* PROBLEM *
Word for word, set down the records and skip each picture.
[START RECORDS PROVIDED]
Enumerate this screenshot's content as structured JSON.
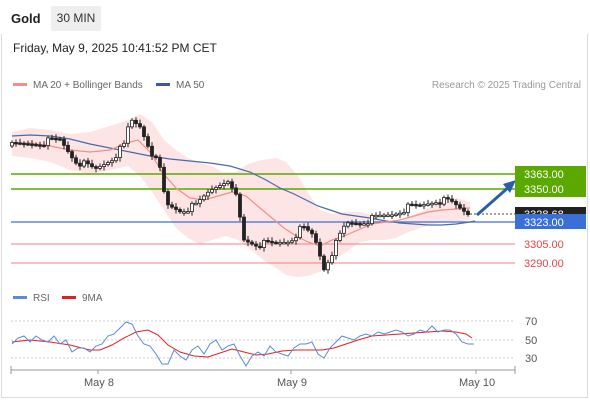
{
  "header": {
    "symbol": "Gold",
    "timeframe": "30 MIN",
    "datetime": "Friday, May 9, 2025 10:41:52 PM CET"
  },
  "legend": {
    "ma20_label": "MA 20 + Bollinger Bands",
    "ma50_label": "MA 50",
    "copyright": "Research © 2025 Trading Central"
  },
  "levels": {
    "r2": "3363.00",
    "r1": "3350.00",
    "last": "3328.68",
    "pivot": "3323.00",
    "s1": "3305.00",
    "s2": "3290.00"
  },
  "rsi_legend": {
    "rsi_label": "RSI",
    "ma9_label": "9MA"
  },
  "rsi_axis": [
    "70",
    "50",
    "30"
  ],
  "x_axis": [
    "May 8",
    "May 9",
    "May 10"
  ],
  "colors": {
    "resistance": "#5aa800",
    "pivot": "#3a6fd8",
    "support": "#f08080",
    "ma20": "#f28e86",
    "ma50": "#4a6aa8",
    "bands": "#fde0e0",
    "rsi": "#5a8ad8",
    "ma9": "#e02020",
    "arrow": "#2a5fa8"
  }
}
[END RECORDS PROVIDED]
* TASK RESULT *
Enumerate this screenshot's content as structured JSON.
{
  "header": {
    "symbol": "Gold",
    "timeframe": "30 MIN",
    "datetime": "Friday, May 9, 2025 10:41:52 PM CET"
  },
  "legend": {
    "ma20_label": "MA 20 + Bollinger Bands",
    "ma50_label": "MA 50",
    "copyright": "Research © 2025 Trading Central"
  },
  "levels": {
    "r2": "3363.00",
    "r1": "3350.00",
    "last": "3328.68",
    "pivot": "3323.00",
    "s1": "3305.00",
    "s2": "3290.00"
  },
  "rsi_legend": {
    "rsi_label": "RSI",
    "ma9_label": "9MA"
  },
  "rsi_axis": [
    "70",
    "50",
    "30"
  ],
  "x_axis": [
    "May 8",
    "May 9",
    "May 10"
  ],
  "colors": {
    "resistance": "#5aa800",
    "pivot": "#3a6fd8",
    "support": "#f08080",
    "ma20": "#f28e86",
    "ma50": "#4a6aa8",
    "bands": "#fde0e0",
    "rsi": "#5a8ad8",
    "ma9": "#e02020",
    "arrow": "#2a5fa8"
  }
}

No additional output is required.